● **What to do**
The records should be repeated word for word, pictures excluded.

(Dataset rows about figures)
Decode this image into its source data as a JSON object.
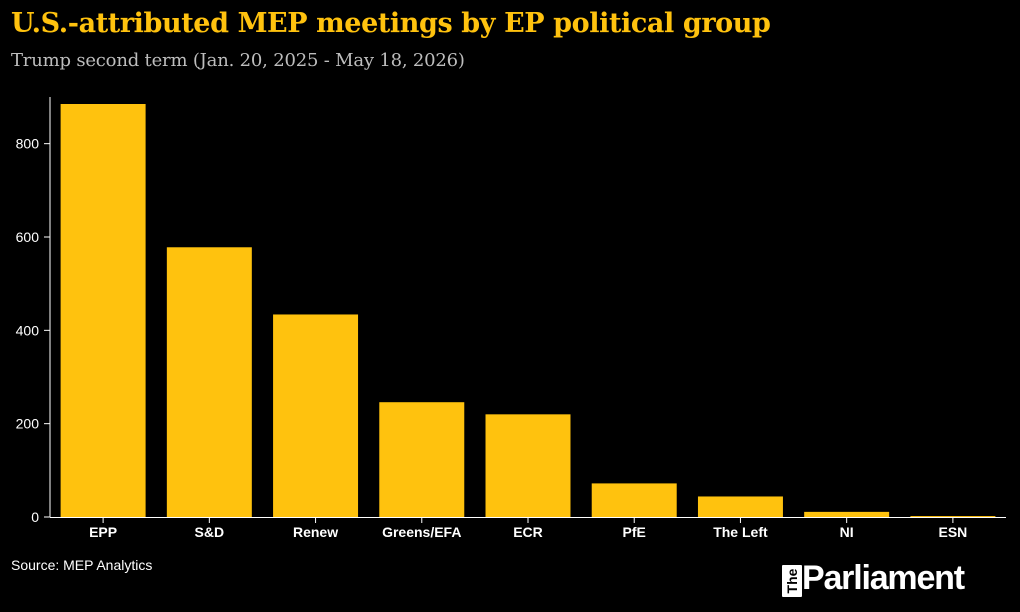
{
  "colors": {
    "background": "#000000",
    "title": "#ffc20e",
    "subtitle": "#bdbdbd",
    "bar": "#ffc20e",
    "axis": "#ffffff",
    "text": "#ffffff"
  },
  "chart_data": {
    "type": "bar",
    "title": "U.S.-attributed MEP meetings by EP political group",
    "subtitle": "Trump second term (Jan. 20, 2025 - May 18, 2026)",
    "xlabel": "",
    "ylabel": "",
    "categories": [
      "EPP",
      "S&D",
      "Renew",
      "Greens/EFA",
      "ECR",
      "PfE",
      "The Left",
      "NI",
      "ESN"
    ],
    "values": [
      885,
      578,
      434,
      246,
      220,
      72,
      44,
      11,
      2
    ],
    "ylim": [
      0,
      900
    ],
    "yticks": [
      0,
      200,
      400,
      600,
      800
    ],
    "grid": false,
    "legend": "none"
  },
  "footer": {
    "source": "Source: MEP Analytics",
    "logo_prefix": "The",
    "logo_word": "Parliament"
  }
}
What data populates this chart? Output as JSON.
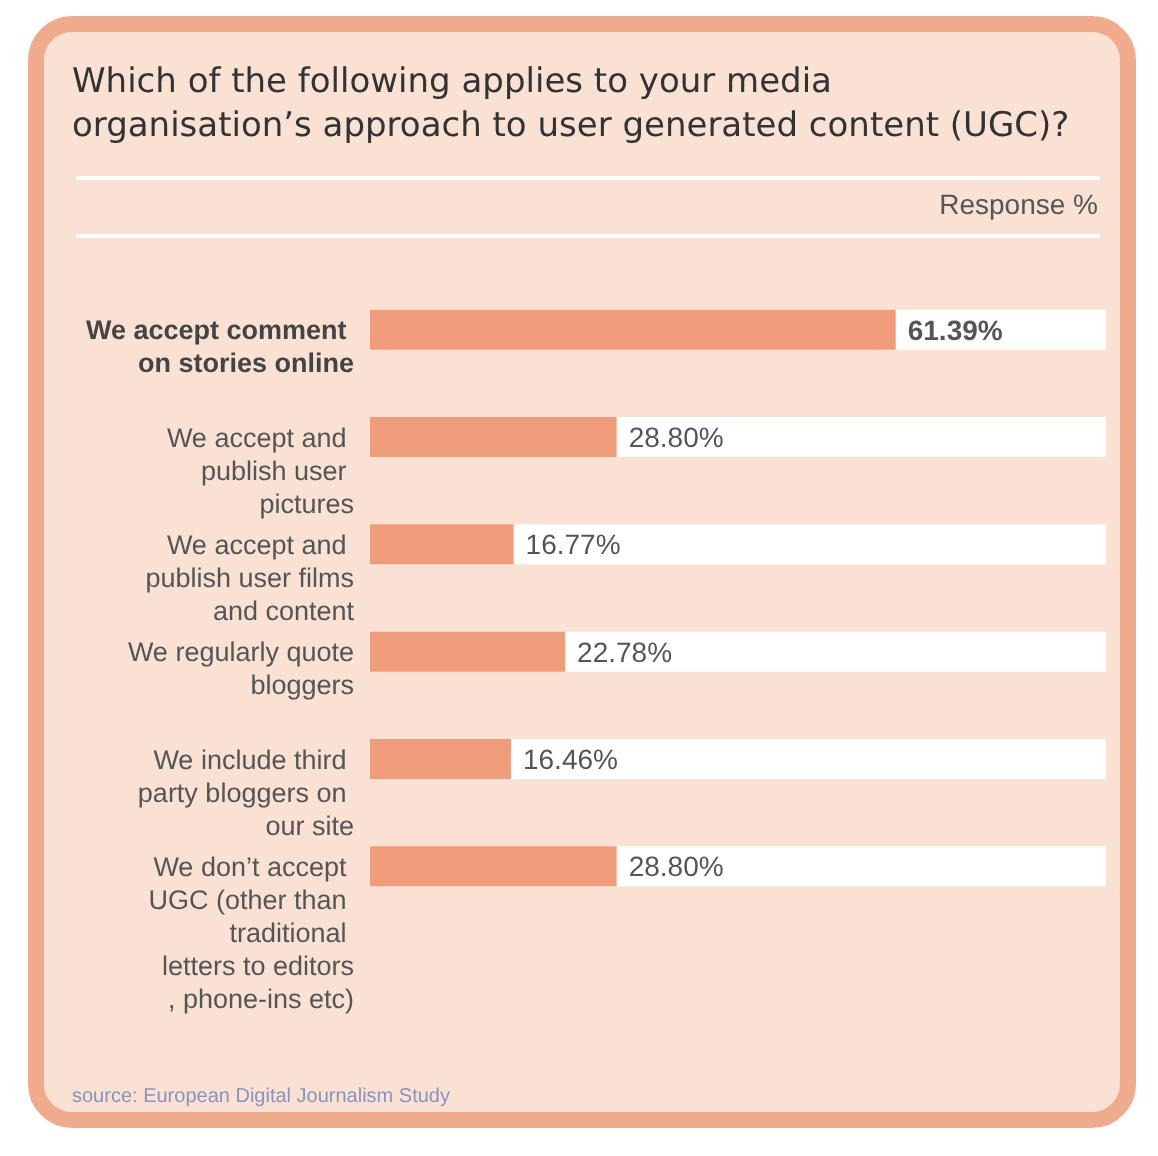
{
  "chart_data": {
    "type": "bar",
    "orientation": "horizontal",
    "title": "Which of the following applies to your media organisation’s approach to user generated content (UGC)?",
    "xlabel": "Response  %",
    "categories": [
      "We accept comment on stories online",
      "We accept and publish user pictures",
      "We accept and publish user films and content",
      "We regularly quote bloggers",
      "We include third party bloggers on our site",
      "We don’t accept UGC (other than traditional letters to editors, phone-ins etc)"
    ],
    "values": [
      61.39,
      28.8,
      16.77,
      22.78,
      16.46,
      28.8
    ],
    "value_labels": [
      "61.39%",
      "28.80%",
      "16.77%",
      "22.78%",
      "16.46%",
      "28.80%"
    ],
    "color": "#f09c7a",
    "annotations": [
      "source: European Digital Journalism Study"
    ]
  }
}
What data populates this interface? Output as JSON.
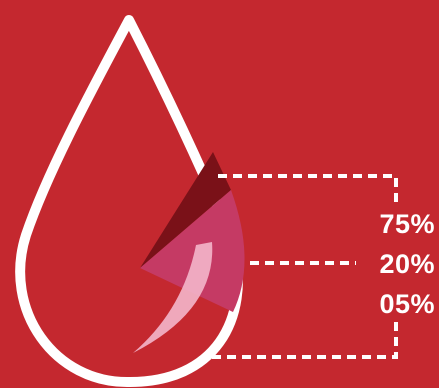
{
  "colors": {
    "background": "#c4282f",
    "outline": "#ffffff",
    "dark_segment": "#7a1118",
    "pink_segment": "#c53a64",
    "light_segment": "#f2b3c8"
  },
  "labels": [
    {
      "text": "75%"
    },
    {
      "text": "20%"
    },
    {
      "text": "05%"
    }
  ]
}
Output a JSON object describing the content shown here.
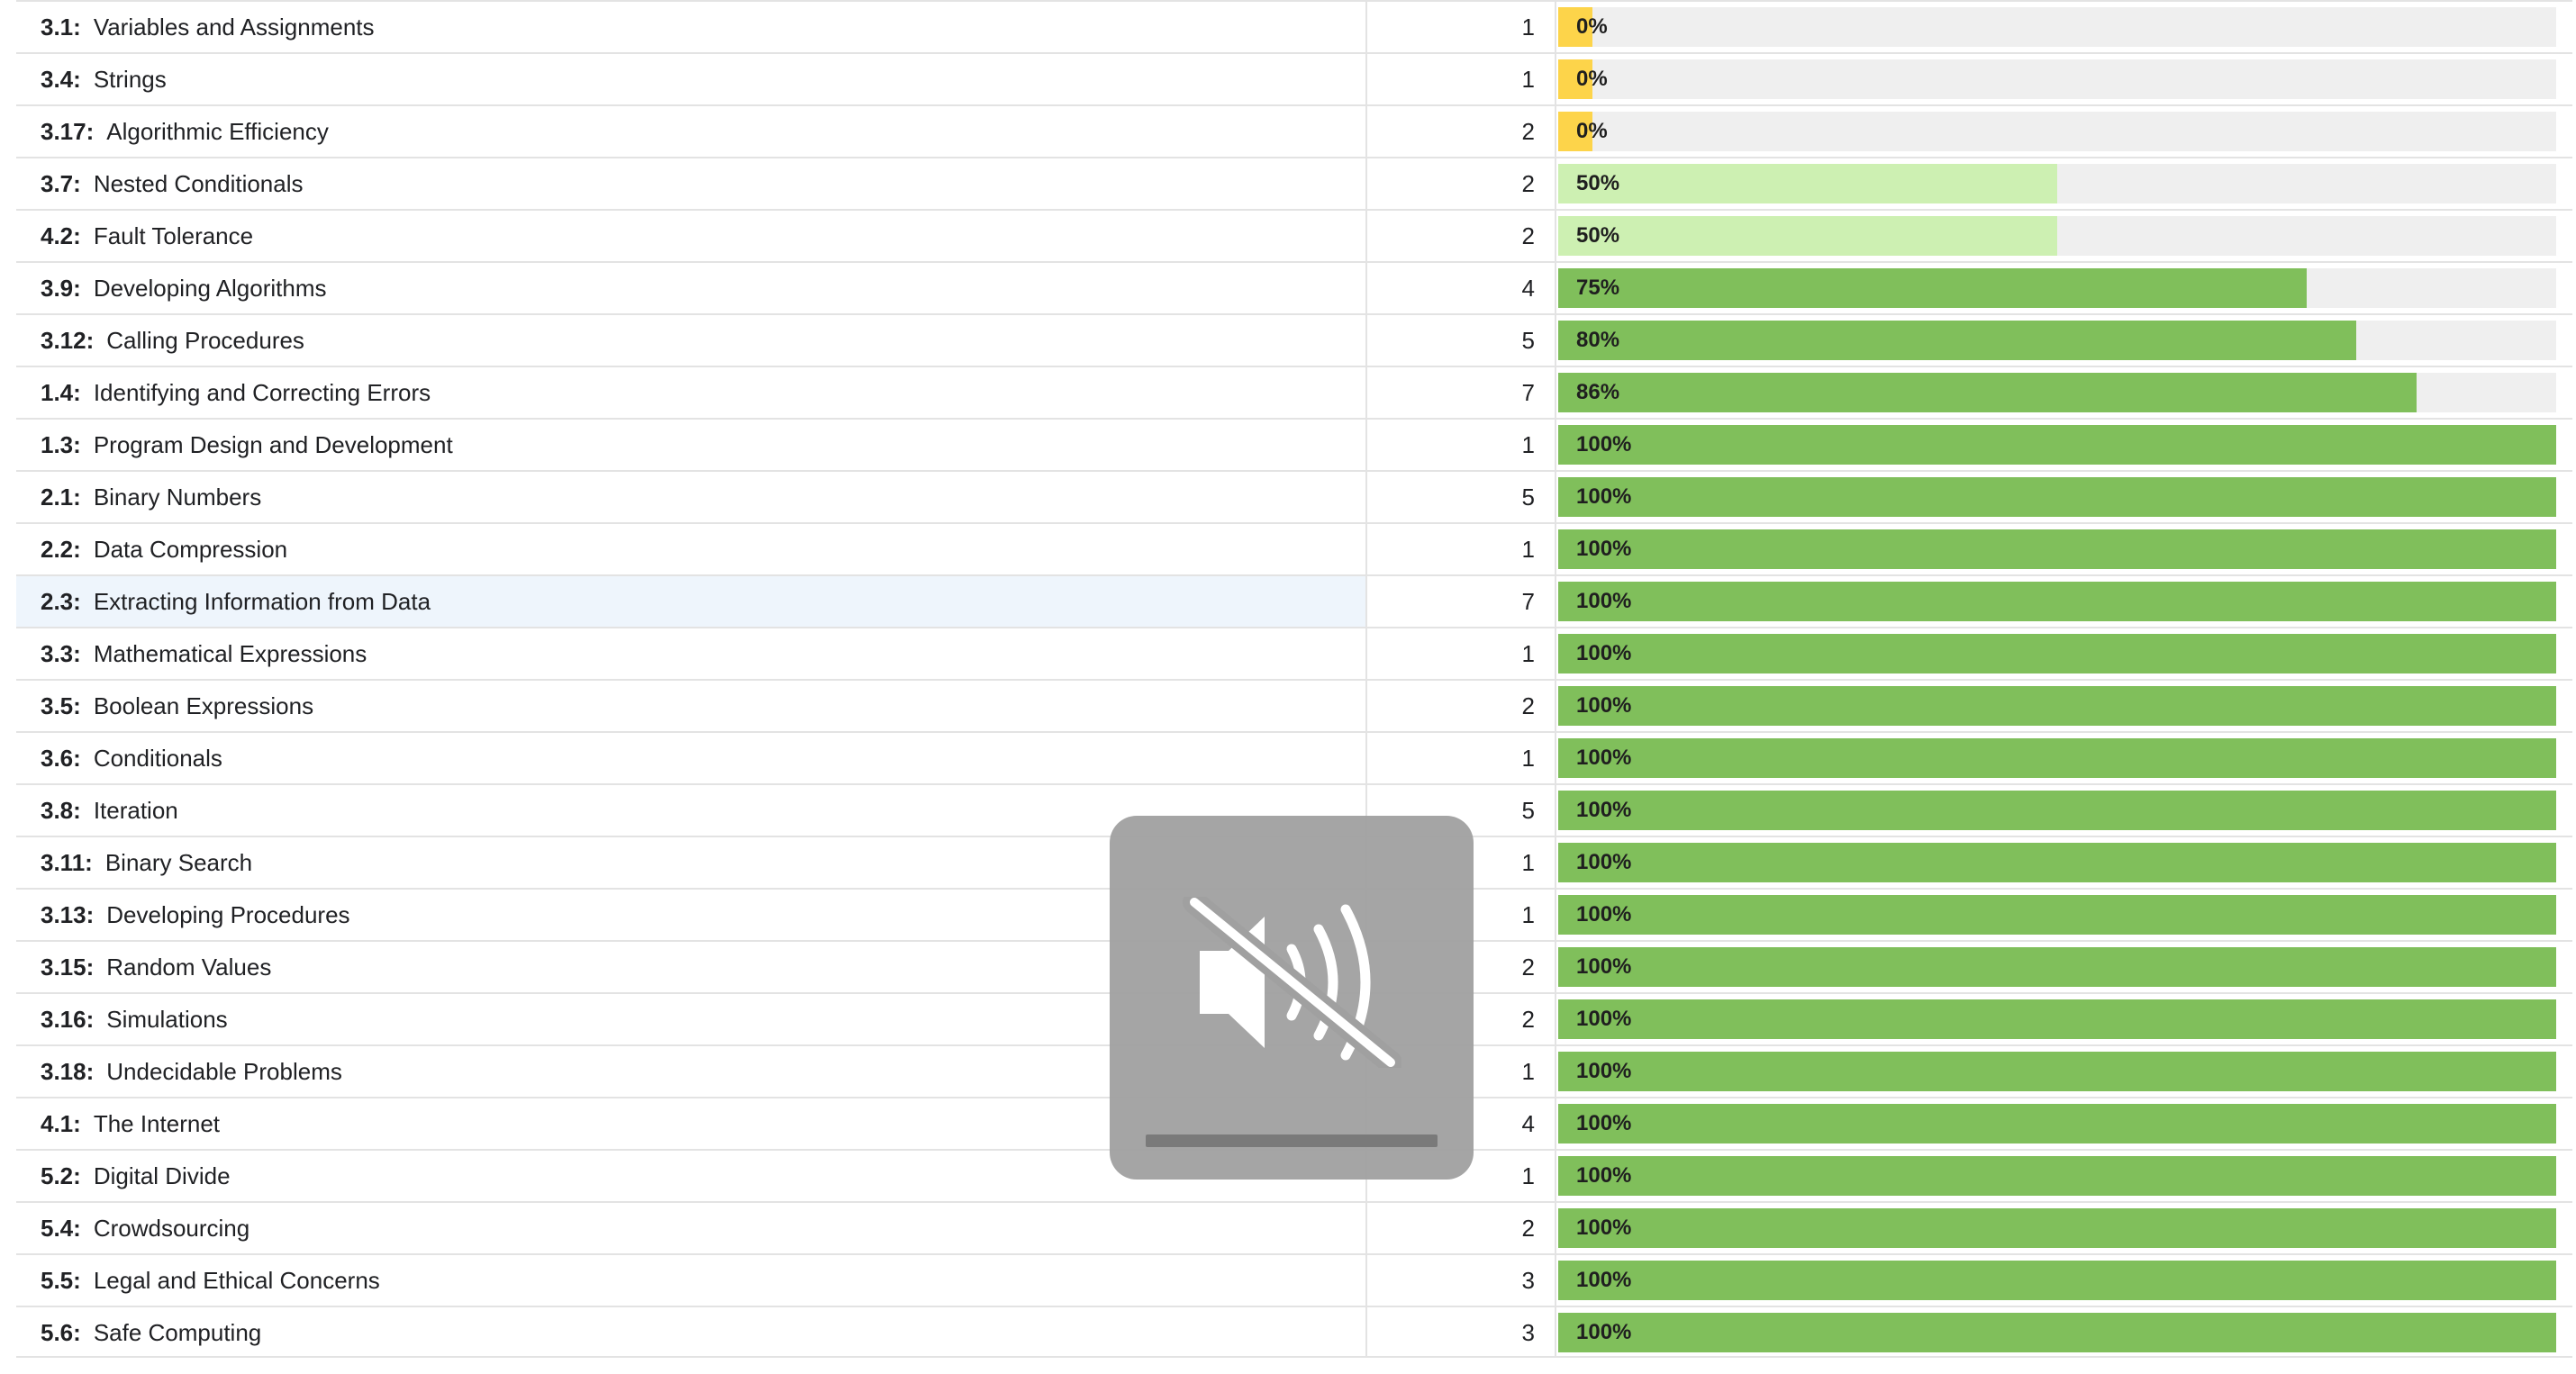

● **The solution**
Decode this image into its source data as a JSON object.
{
  "colors": {
    "background": "#000000",
    "title": "#ffc20e",
    "subtitle": "#bdbdbd",
    "bar": "#ffc20e",
    "axis": "#ffffff",
    "text": "#ffffff"
  },
  "chart_data": {
    "type": "bar",
    "title": "U.S.-attributed MEP meetings by EP political group",
    "subtitle": "Trump second term (Jan. 20, 2025 - May 18, 2026)",
    "xlabel": "",
    "ylabel": "",
    "categories": [
      "EPP",
      "S&D",
      "Renew",
      "Greens/EFA",
      "ECR",
      "PfE",
      "The Left",
      "NI",
      "ESN"
    ],
    "values": [
      885,
      578,
      434,
      246,
      220,
      72,
      44,
      11,
      2
    ],
    "ylim": [
      0,
      900
    ],
    "yticks": [
      0,
      200,
      400,
      600,
      800
    ],
    "grid": false,
    "legend": "none"
  },
  "footer": {
    "source": "Source: MEP Analytics",
    "logo_prefix": "The",
    "logo_word": "Parliament"
  }
}
What data populates this chart? Output as JSON.
{
  "chart_data": {
    "type": "bar",
    "orientation": "horizontal",
    "title": "Which of the following applies to your media organisation’s approach to user generated content (UGC)?",
    "xlabel": "Response  %",
    "categories": [
      "We accept comment on stories online",
      "We accept and publish user pictures",
      "We accept and publish user films and content",
      "We regularly quote bloggers",
      "We include third party bloggers on our site",
      "We don’t accept UGC (other than traditional letters to editors, phone-ins etc)"
    ],
    "values": [
      61.39,
      28.8,
      16.77,
      22.78,
      16.46,
      28.8
    ],
    "value_labels": [
      "61.39%",
      "28.80%",
      "16.77%",
      "22.78%",
      "16.46%",
      "28.80%"
    ],
    "color": "#f09c7a",
    "annotations": [
      "source: European Digital Journalism Study"
    ]
  }
}
What data populates this interface? Output as JSON.
{
  "colors": {
    "background": "#c4282f",
    "outline": "#ffffff",
    "dark_segment": "#7a1118",
    "pink_segment": "#c53a64",
    "light_segment": "#f2b3c8"
  },
  "labels": [
    {
      "text": "75%"
    },
    {
      "text": "20%"
    },
    {
      "text": "05%"
    }
  ]
}
Output a JSON object describing the content shown here.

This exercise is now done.